El Gobierno costarricense y el sindicato de los dos mayores puertos del país comenzaron hoy a negociar una posible salida a la huelga que mantienen los funcionarios de ambos terminales desde la semana pasada y que fue declarada ilegal por un tribunal local.

Unos 1.500 trabajadores de los muelles de Moín y Limón, por donde pasa el 80 % del comercio internacional del país, paralizaron sus labores el martes pasado, aunque el fin de semana ambos puertos fueron tomados por la Policía y personal externo los mantiene operativos en un 100 %, según el Gobierno, y en 5 %, según el sindicato.

Los trabajadores de la estatal Junta de Administración y Desarrollo Portuario de la Vertiente Atlántica (Japdeva), que administra los dos puertos, protestan por la futura construcción de un puerto dado en concesión a una empresa extranjera.

Los líderes sindicales llegaron este lunes a la Casa Presidencial, en San José, e iniciaron una reunión con el ministro de la Presidencia, Carlos Benavides, con la mediación de algunos diputados y de la Defensoría de los Habitantes.

El encuentro se ha celebrado a puerta cerrada, sin que ningún portavoz oficial haya aclarado si es el primero de una serie de ellos o si es posible alcanzar una solución al conflicto este día.

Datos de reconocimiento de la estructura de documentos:
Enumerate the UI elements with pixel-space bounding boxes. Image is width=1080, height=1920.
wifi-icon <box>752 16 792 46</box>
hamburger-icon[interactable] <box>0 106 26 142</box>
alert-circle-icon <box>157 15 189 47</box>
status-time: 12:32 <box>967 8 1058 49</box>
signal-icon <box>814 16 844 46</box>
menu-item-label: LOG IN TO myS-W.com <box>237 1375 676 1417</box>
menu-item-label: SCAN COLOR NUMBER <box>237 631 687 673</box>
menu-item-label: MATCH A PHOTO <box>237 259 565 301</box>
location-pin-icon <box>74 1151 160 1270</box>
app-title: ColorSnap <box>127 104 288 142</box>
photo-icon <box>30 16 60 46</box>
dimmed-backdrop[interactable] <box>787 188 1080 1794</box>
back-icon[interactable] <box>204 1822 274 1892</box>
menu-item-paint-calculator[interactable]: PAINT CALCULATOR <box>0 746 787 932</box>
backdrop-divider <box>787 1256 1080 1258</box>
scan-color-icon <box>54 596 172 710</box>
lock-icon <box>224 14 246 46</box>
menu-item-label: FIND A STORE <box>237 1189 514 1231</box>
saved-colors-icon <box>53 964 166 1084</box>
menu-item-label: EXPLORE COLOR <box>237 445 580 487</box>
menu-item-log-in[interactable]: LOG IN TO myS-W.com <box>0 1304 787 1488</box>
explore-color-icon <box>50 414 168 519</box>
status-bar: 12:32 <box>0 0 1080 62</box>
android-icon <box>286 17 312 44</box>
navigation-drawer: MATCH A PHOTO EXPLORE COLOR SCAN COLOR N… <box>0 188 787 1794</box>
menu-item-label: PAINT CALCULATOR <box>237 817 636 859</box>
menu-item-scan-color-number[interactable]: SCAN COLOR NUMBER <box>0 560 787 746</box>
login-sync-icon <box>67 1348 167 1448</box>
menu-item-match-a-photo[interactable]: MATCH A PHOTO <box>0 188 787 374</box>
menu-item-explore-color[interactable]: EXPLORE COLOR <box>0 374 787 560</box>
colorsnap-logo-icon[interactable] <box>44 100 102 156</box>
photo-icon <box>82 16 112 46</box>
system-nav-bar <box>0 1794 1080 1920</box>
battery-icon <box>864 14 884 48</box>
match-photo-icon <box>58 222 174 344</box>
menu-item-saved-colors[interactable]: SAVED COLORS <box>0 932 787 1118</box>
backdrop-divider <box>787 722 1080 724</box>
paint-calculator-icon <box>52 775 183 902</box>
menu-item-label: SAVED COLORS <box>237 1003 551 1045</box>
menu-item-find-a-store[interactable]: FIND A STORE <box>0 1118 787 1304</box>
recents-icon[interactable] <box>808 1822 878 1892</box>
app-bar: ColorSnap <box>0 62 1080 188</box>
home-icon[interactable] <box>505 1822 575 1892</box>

Consigna 1:
Traduce al inglés la siguiente oración de la noticia sobre la huelga portuaria: «Los líderes sindicales llegaron este lunes a la Casa Presidencial, en San José, e iniciaron una reunión con el ministro de la Presidencia, Carlos Benavides, con la mediación de algunos diputados y de la Defensoría de los Habitantes.»
Consigna 2:
Prosigue la noticia sobre la huelga en los puertos de Moín y Limón a partir de su última oración.
Los registros provienen de otra fuente.

Respuesta 1:
The union leaders arrived this Monday at the Presidential House in San José and began a meeting with the Minister of the Presidency, Carlos Benavides, with the mediation of some legislators and the Office of the Ombudsman.

Respuesta 2:
Mientras tanto, el Gobierno dio a conocer este lunes que el pasado viernes un Juzgado de Trabajo declaró ilegal la huelga, porque afecta un servicio público, por lo advirtió que los empleados que no regresen a su puesto de trabajo tendrán consecuencias legales y hasta podrían ser despedidos.

La presidenta Laura Chinchilla dijo, por su parte, a los periodistas que el paro no se justifica y pidió a los huelguistas volver a su trabajo.

Estimaciones oficiales indican que tras casi un semana de huelga Japdeva ha perdido cerca de 500.000 dólares, mientras las cúpulas empresariales calcularon sus pérdidas en más de tres millones de dólares.

El Gobierno otorgó en agosto pasado en concesión a la empresa holandesa APM Terminals la construcción de un nuevo puerto cerca de los actuales muelles, a lo que los trabajadores de Japdeva se oponen porque, afirman, tendrá la exclusividad de la carga y descarga de contenedores en el Caribe.

La concesión a APM Terminals es por 30 años y la obra requiere de una inversión de más de 990 millones de dólares.

Según el sindicato, la concesión a APM Terminals, en los términos actuales limita no solo la competencia en cuanto a servicio y tarifas, sino que le impide a las empresas decidir cuál muelle utilizar para sus negocios.

El contrato con la trasnacional ya recibió el refrendo de la Contraloría General y se espera que la primera fase esté en operaciones para el 2016, cuando podrá atender barcos Post-Panamax, los de mayor capacidad, que a partir de 2014 podrán transitar por el Canal de Panamá.